PROVIDED DATA
════

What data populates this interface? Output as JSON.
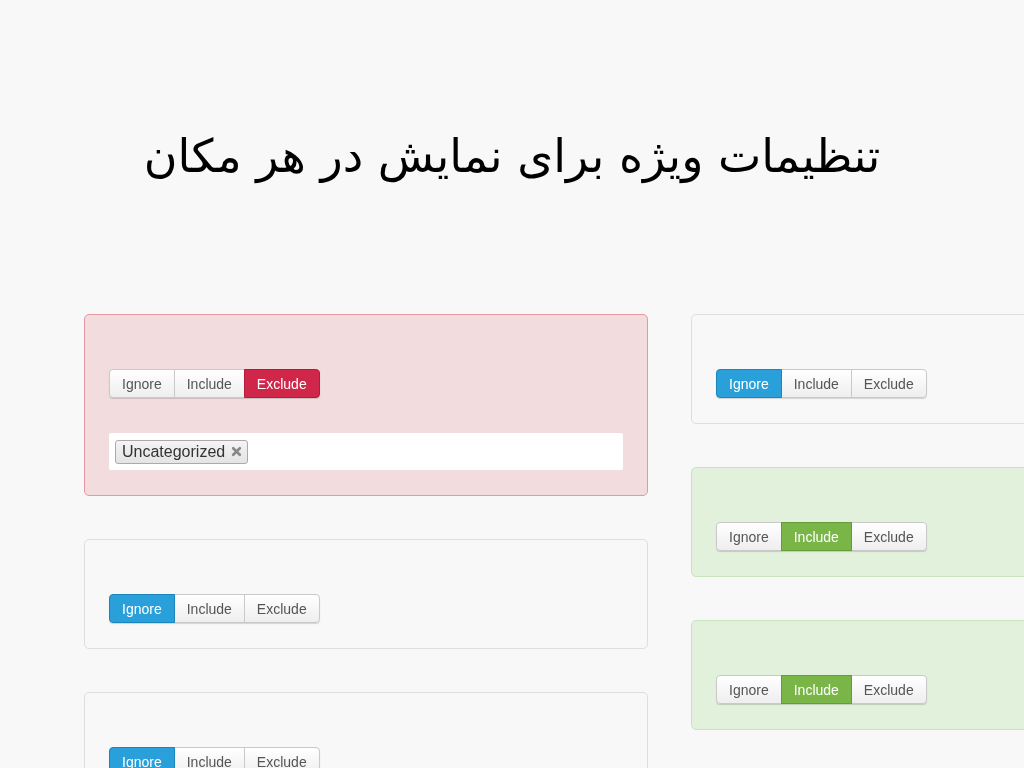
{
  "title": "تنظیمات ویژه برای نمایش در هر مکان",
  "columns": [
    {
      "cards": [
        {
          "options": [
            {
              "label": "Ignore",
              "selected": false
            },
            {
              "label": "Include",
              "selected": false
            },
            {
              "label": "Exclude",
              "selected": true
            }
          ],
          "tags": [
            {
              "label": "Uncategorized"
            }
          ]
        },
        {
          "options": [
            {
              "label": "Ignore",
              "selected": true
            },
            {
              "label": "Include",
              "selected": false
            },
            {
              "label": "Exclude",
              "selected": false
            }
          ]
        },
        {
          "options": [
            {
              "label": "Ignore",
              "selected": true
            },
            {
              "label": "Include",
              "selected": false
            },
            {
              "label": "Exclude",
              "selected": false
            }
          ]
        }
      ]
    },
    {
      "cards": [
        {
          "options": [
            {
              "label": "Ignore",
              "selected": true
            },
            {
              "label": "Include",
              "selected": false
            },
            {
              "label": "Exclude",
              "selected": false
            }
          ]
        },
        {
          "options": [
            {
              "label": "Ignore",
              "selected": false
            },
            {
              "label": "Include",
              "selected": true
            },
            {
              "label": "Exclude",
              "selected": false
            }
          ]
        },
        {
          "options": [
            {
              "label": "Ignore",
              "selected": false
            },
            {
              "label": "Include",
              "selected": true
            },
            {
              "label": "Exclude",
              "selected": false
            }
          ]
        }
      ]
    }
  ]
}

════

WRITTEN INSTRUCTION
Strip the images and reproduce the remaining records precisely.

EXERCISE OUTPUT
What data populates this interface? Output as JSON.
{
  "title": "تنظیمات ویژه برای نمایش در هر مکان",
  "columns": [
    {
      "cards": [
        {
          "options": [
            {
              "label": "Ignore",
              "selected": false
            },
            {
              "label": "Include",
              "selected": false
            },
            {
              "label": "Exclude",
              "selected": true
            }
          ],
          "tags": [
            {
              "label": "Uncategorized"
            }
          ]
        },
        {
          "options": [
            {
              "label": "Ignore",
              "selected": true
            },
            {
              "label": "Include",
              "selected": false
            },
            {
              "label": "Exclude",
              "selected": false
            }
          ]
        },
        {
          "options": [
            {
              "label": "Ignore",
              "selected": true
            },
            {
              "label": "Include",
              "selected": false
            },
            {
              "label": "Exclude",
              "selected": false
            }
          ]
        }
      ]
    },
    {
      "cards": [
        {
          "options": [
            {
              "label": "Ignore",
              "selected": true
            },
            {
              "label": "Include",
              "selected": false
            },
            {
              "label": "Exclude",
              "selected": false
            }
          ]
        },
        {
          "options": [
            {
              "label": "Ignore",
              "selected": false
            },
            {
              "label": "Include",
              "selected": true
            },
            {
              "label": "Exclude",
              "selected": false
            }
          ]
        },
        {
          "options": [
            {
              "label": "Ignore",
              "selected": false
            },
            {
              "label": "Include",
              "selected": true
            },
            {
              "label": "Exclude",
              "selected": false
            }
          ]
        }
      ]
    }
  ]
}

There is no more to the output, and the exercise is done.